Archive for the 'Development' Category

Temporarily closing free project registration

November 2, 2008

Hey everybody!

I know things have been pretty quiet. Man, it’s tough running a service like this on your own. Don’t worry though, things should start ramping up soon with all the things set in motion behind the scenes.

It’s funny too though because DevjaVu is getting more free signups than ever. It’s funny because free project registration requires an invite code. I know we have a public invite code that anybody can use, but it still means people are going out of their way to search for an invite code.

Unfortunately, we’re dealing with some growing pains and we’re getting a lot of heavy load on our servers from Subversion usage. We’ve got an interesting plan to solve this (which I shouldn’t talk about yet), but for now and because our registration process has been somewhat flaky, we’re going to turn off the invite code for free projects in the next 48 hours. This means you won’t be able to signup for new projects until our big re-release.

Now about that… basically we’re repositioning the DevjaVu service and so it’s going to be renamed and the pricing structure will change a bit. It’s also getting a brand spanking new look both on the site and the default project theme. And if things go as planned, we’ll be releasing with a completely open free project plan.

So yes, after a period of stagnation we have changes abound coming up. But for now, we’re closing free project registration within the next 48 hours. Sorry guys!

-Jeff

Ugliness averted

December 7, 2007

That’s better. Not perfect, but nothing will look as good in IE. At least I got to brush up on the timeless art of cross-browser styling.

Actually I think I cheated because I just used conditional styles for IE and IE7. Anyway, this has been a nice reminder that we still have to think about IE (in fact, in two flavors now). I’m really happy to get back to non-browser issues now.

Hope you guys are enjoying the free accounts and spreading the word. They won’t last long!

-Jeff

Consider daylight saving time with cron

November 8, 2007

I know it’s over a week after the fact, but a friend said it’s probably worth mentioning our experience with this recent daylight saving time switch. Ignore this if you don’t observe DST or your servers don’t use it (which might not be a bad idea).

If you have cron scripts that are meant to run only once a day and will run on Sundays (such as daily or weekly schedules), do not run them on or between 1am and 2am. Otherwise you risk them running twice or not at all.

[EXTRACTED INFORMATION]
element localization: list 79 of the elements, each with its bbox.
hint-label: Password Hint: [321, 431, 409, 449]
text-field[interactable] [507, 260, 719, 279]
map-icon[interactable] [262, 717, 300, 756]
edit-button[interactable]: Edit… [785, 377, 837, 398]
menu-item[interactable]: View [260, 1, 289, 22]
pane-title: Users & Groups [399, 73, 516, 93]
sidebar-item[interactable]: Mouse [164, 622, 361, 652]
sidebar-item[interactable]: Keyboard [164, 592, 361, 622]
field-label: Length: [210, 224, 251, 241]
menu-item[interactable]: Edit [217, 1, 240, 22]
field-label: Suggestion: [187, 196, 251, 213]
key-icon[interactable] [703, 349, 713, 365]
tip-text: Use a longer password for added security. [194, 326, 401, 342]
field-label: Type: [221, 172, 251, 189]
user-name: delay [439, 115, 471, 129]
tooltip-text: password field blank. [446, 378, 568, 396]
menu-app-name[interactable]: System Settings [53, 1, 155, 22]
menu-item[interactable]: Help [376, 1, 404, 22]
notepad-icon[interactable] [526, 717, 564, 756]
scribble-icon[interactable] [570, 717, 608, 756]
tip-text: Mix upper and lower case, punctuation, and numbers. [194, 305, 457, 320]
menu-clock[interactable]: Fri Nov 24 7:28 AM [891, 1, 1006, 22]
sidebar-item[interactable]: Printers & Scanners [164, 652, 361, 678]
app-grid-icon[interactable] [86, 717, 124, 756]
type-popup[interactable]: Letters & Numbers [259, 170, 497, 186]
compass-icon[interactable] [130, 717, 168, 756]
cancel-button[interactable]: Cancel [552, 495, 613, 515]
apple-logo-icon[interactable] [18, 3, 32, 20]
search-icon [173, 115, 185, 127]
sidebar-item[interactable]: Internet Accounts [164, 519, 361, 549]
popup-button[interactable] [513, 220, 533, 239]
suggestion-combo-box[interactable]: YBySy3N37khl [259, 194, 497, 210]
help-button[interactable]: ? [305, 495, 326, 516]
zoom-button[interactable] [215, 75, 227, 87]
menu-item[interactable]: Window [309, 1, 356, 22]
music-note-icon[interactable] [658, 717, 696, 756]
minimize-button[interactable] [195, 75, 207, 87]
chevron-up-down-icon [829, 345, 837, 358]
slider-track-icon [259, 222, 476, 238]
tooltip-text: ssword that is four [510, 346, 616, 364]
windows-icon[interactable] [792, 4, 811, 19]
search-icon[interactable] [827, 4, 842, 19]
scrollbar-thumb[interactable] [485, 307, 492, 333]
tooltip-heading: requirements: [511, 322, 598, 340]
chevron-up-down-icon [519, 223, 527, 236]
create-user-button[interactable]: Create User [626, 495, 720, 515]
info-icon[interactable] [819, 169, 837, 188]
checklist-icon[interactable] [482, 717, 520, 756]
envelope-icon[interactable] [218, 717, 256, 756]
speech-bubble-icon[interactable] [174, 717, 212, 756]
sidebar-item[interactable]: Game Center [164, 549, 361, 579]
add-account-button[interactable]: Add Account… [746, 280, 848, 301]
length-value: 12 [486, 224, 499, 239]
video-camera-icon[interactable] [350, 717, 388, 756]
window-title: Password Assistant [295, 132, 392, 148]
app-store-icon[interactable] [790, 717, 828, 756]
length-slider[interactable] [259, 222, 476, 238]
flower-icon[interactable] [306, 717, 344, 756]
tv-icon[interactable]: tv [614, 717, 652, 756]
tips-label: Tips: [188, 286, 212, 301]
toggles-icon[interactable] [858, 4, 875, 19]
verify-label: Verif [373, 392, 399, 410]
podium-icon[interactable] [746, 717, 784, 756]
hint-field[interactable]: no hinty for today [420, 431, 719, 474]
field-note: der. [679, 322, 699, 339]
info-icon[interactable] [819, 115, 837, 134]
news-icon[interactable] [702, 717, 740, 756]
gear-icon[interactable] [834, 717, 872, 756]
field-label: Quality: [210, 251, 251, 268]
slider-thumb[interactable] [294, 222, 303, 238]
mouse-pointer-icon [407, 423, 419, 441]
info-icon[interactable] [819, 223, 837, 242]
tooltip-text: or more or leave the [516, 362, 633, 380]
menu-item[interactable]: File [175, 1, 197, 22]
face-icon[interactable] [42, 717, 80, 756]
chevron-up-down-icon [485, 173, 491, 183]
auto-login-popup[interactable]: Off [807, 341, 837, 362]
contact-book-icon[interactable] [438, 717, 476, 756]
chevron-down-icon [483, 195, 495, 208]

[WRITTEN REQUEST] What does the blog archive say between "Ugliness averted" and "won’t last long!", inclusive, if you swap "free accounts" for "complimentary accounts"? The data has no connection to the blog archive.

[CORRECT OUTPUT]
Ugliness averted

December 7, 2007

That’s better. Not perfect, but nothing will look as good in IE. At least I got to brush up on the timeless art of cross-browser styling.

Actually I think I cheated because I just used conditional styles for IE and IE7. Anyway, this has been a nice reminder that we still have to think about IE (in fact, in two flavors now). I’m really happy to get back to non-browser issues now.

Hope you guys are enjoying the complimentary accounts and spreading the word. They won’t last long!